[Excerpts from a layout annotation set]
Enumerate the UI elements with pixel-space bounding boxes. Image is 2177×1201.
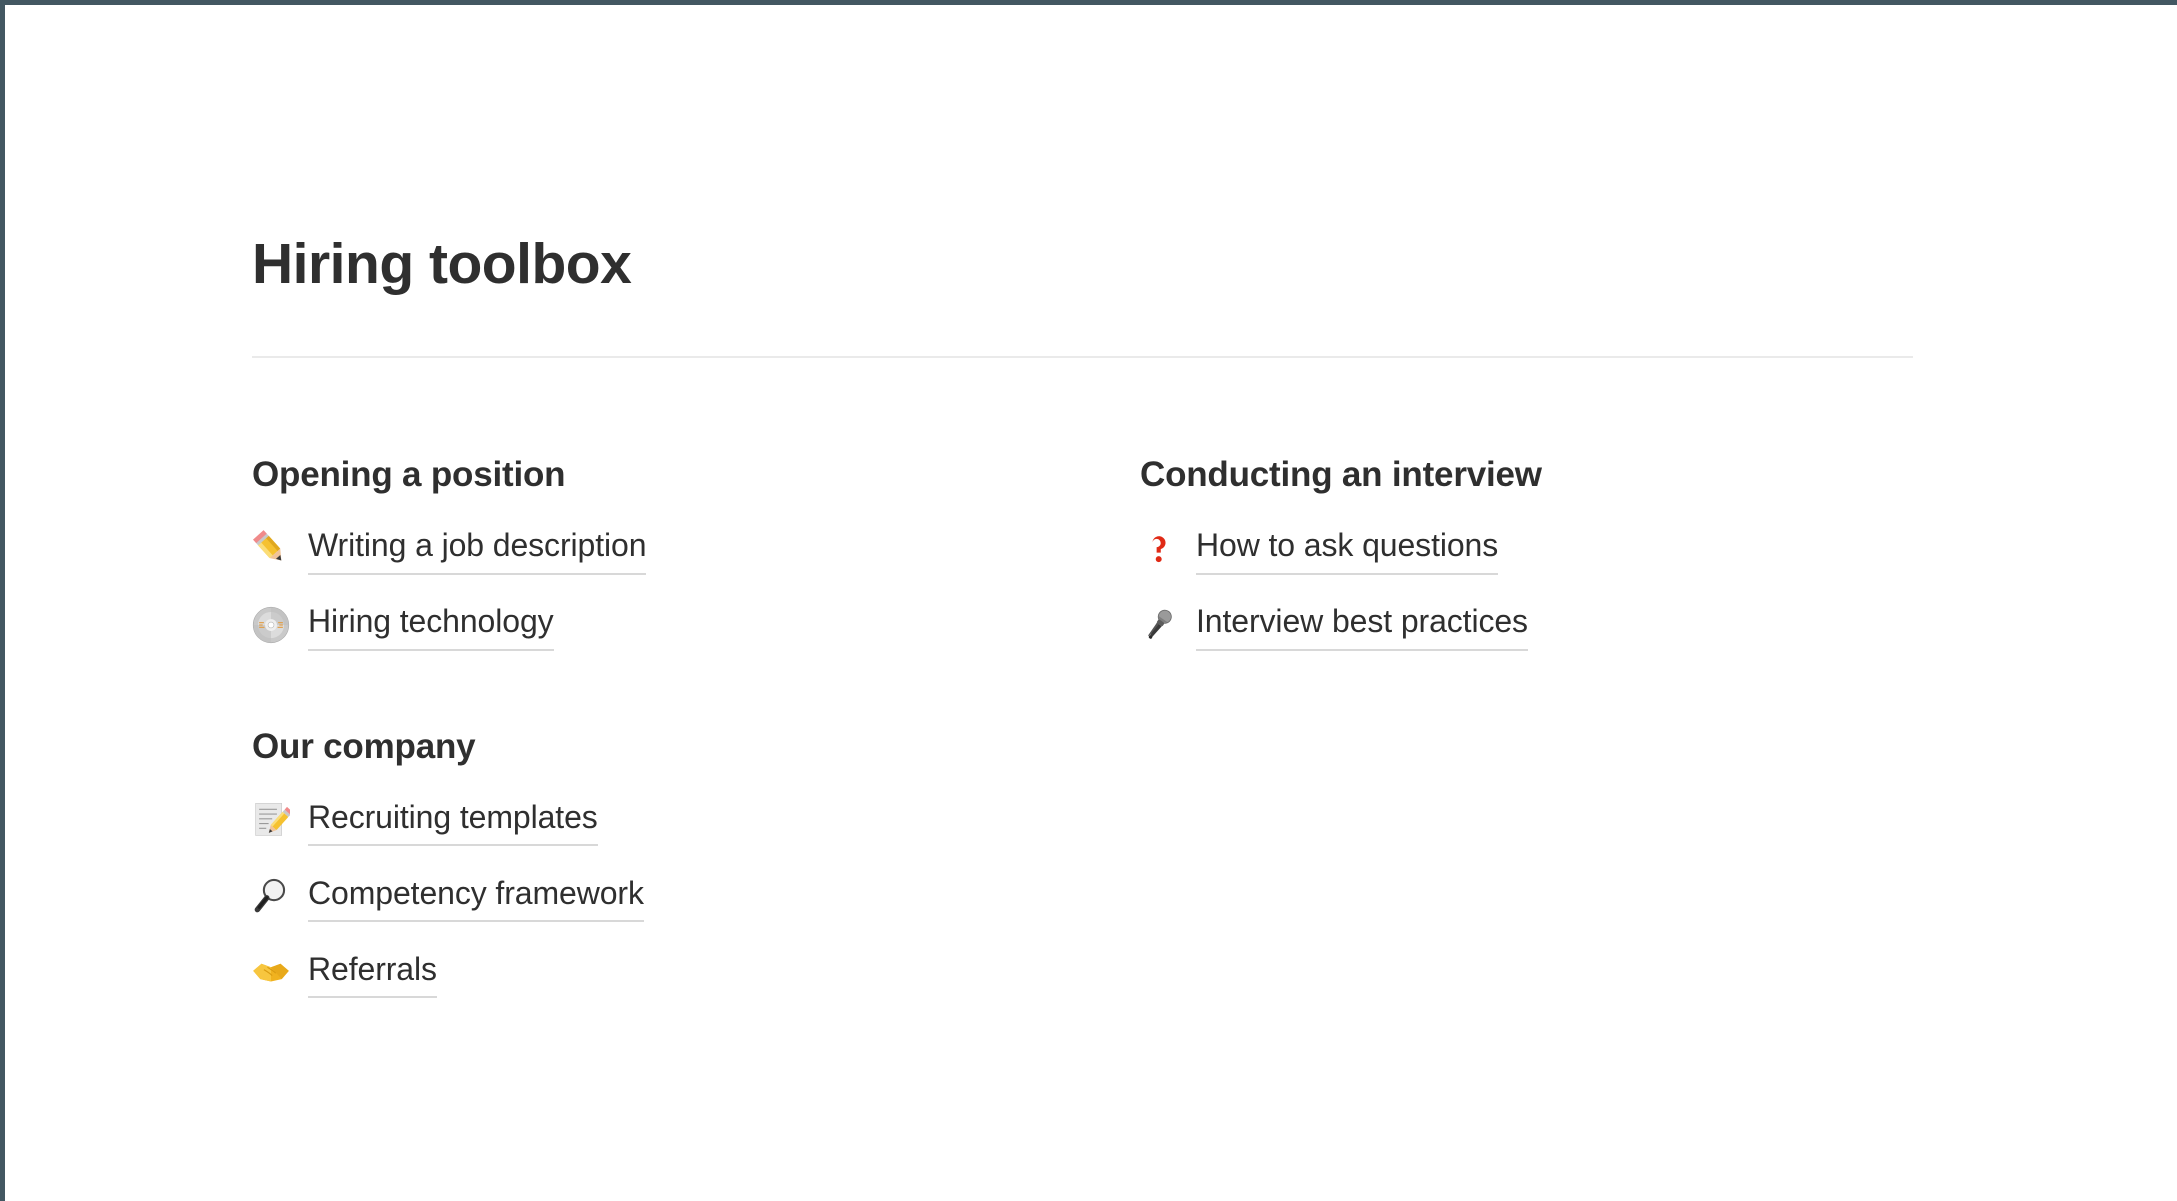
red-question-mark-icon [1140, 532, 1196, 568]
list-item[interactable]: Recruiting templates [252, 783, 1072, 859]
faint-toolbar-ghost [28, 50, 328, 76]
list-item[interactable]: Hiring technology [252, 588, 1072, 664]
link-list: Writing a job description [252, 512, 1072, 664]
document-page: Hiring toolbox Opening a position [0, 0, 2177, 1201]
window-edge-top [0, 0, 2177, 5]
link-list: Recruiting templates Competency framewor… [252, 783, 1072, 1011]
link-label[interactable]: Writing a job description [308, 524, 646, 574]
list-item[interactable]: Referrals [252, 935, 1072, 1011]
link-label[interactable]: Recruiting templates [308, 796, 598, 846]
right-column: Conducting an interview How to ask quest… [1140, 452, 2040, 664]
group-conducting-an-interview: Conducting an interview How to ask quest… [1140, 452, 2040, 664]
group-our-company: Our company [252, 724, 1072, 1012]
magnifying-glass-icon [252, 879, 308, 915]
link-label[interactable]: Hiring technology [308, 600, 554, 650]
list-item[interactable]: Interview best practices [1140, 588, 2040, 664]
memo-icon [252, 803, 308, 839]
link-label[interactable]: How to ask questions [1196, 524, 1498, 574]
optical-disk-icon [252, 608, 308, 644]
section-heading: Conducting an interview [1140, 452, 2040, 498]
microphone-icon [1140, 608, 1196, 644]
title-divider [252, 356, 1913, 358]
pencil-icon [252, 532, 308, 568]
content-columns: Opening a position [0, 452, 2177, 1052]
left-column: Opening a position [252, 452, 1072, 1011]
handshake-icon [252, 955, 308, 991]
page-title: Hiring toolbox [252, 232, 631, 298]
section-heading: Our company [252, 724, 1072, 770]
link-list: How to ask questions [1140, 512, 2040, 664]
list-item[interactable]: Competency framework [252, 859, 1072, 935]
section-heading: Opening a position [252, 452, 1072, 498]
group-opening-a-position: Opening a position [252, 452, 1072, 664]
list-item[interactable]: Writing a job description [252, 512, 1072, 588]
link-label[interactable]: Competency framework [308, 872, 644, 922]
list-item[interactable]: How to ask questions [1140, 512, 2040, 588]
link-label[interactable]: Interview best practices [1196, 600, 1528, 650]
link-label[interactable]: Referrals [308, 948, 437, 998]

-- Goal --
Output the lines of the records verbatim, from the line with "red-question-mark-icon [1140, 532, 1196, 568]" up to and including the line with "link-label[interactable]: Interview best".

-- Task result --
red-question-mark-icon [1140, 532, 1196, 568]
list-item[interactable]: Recruiting templates [252, 783, 1072, 859]
faint-toolbar-ghost [28, 50, 328, 76]
list-item[interactable]: Hiring technology [252, 588, 1072, 664]
link-list: Writing a job description [252, 512, 1072, 664]
document-page: Hiring toolbox Opening a position [0, 0, 2177, 1201]
window-edge-top [0, 0, 2177, 5]
link-list: Recruiting templates Competency framewor… [252, 783, 1072, 1011]
link-label[interactable]: Writing a job description [308, 524, 646, 574]
list-item[interactable]: Referrals [252, 935, 1072, 1011]
link-label[interactable]: Recruiting templates [308, 796, 598, 846]
right-column: Conducting an interview How to ask quest… [1140, 452, 2040, 664]
group-conducting-an-interview: Conducting an interview How to ask quest… [1140, 452, 2040, 664]
group-our-company: Our company [252, 724, 1072, 1012]
magnifying-glass-icon [252, 879, 308, 915]
link-label[interactable]: Hiring technology [308, 600, 554, 650]
list-item[interactable]: Interview best practices [1140, 588, 2040, 664]
memo-icon [252, 803, 308, 839]
link-label[interactable]: How to ask questions [1196, 524, 1498, 574]
optical-disk-icon [252, 608, 308, 644]
section-heading: Conducting an interview [1140, 452, 2040, 498]
microphone-icon [1140, 608, 1196, 644]
title-divider [252, 356, 1913, 358]
pencil-icon [252, 532, 308, 568]
content-columns: Opening a position [0, 452, 2177, 1052]
left-column: Opening a position [252, 452, 1072, 1011]
handshake-icon [252, 955, 308, 991]
page-title: Hiring toolbox [252, 232, 631, 298]
section-heading: Our company [252, 724, 1072, 770]
link-list: How to ask questions [1140, 512, 2040, 664]
list-item[interactable]: Competency framework [252, 859, 1072, 935]
section-heading: Opening a position [252, 452, 1072, 498]
group-opening-a-position: Opening a position [252, 452, 1072, 664]
list-item[interactable]: Writing a job description [252, 512, 1072, 588]
link-label[interactable]: Competency framework [308, 872, 644, 922]
list-item[interactable]: How to ask questions [1140, 512, 2040, 588]
link-label[interactable]: Interview best practices [1196, 600, 1528, 650]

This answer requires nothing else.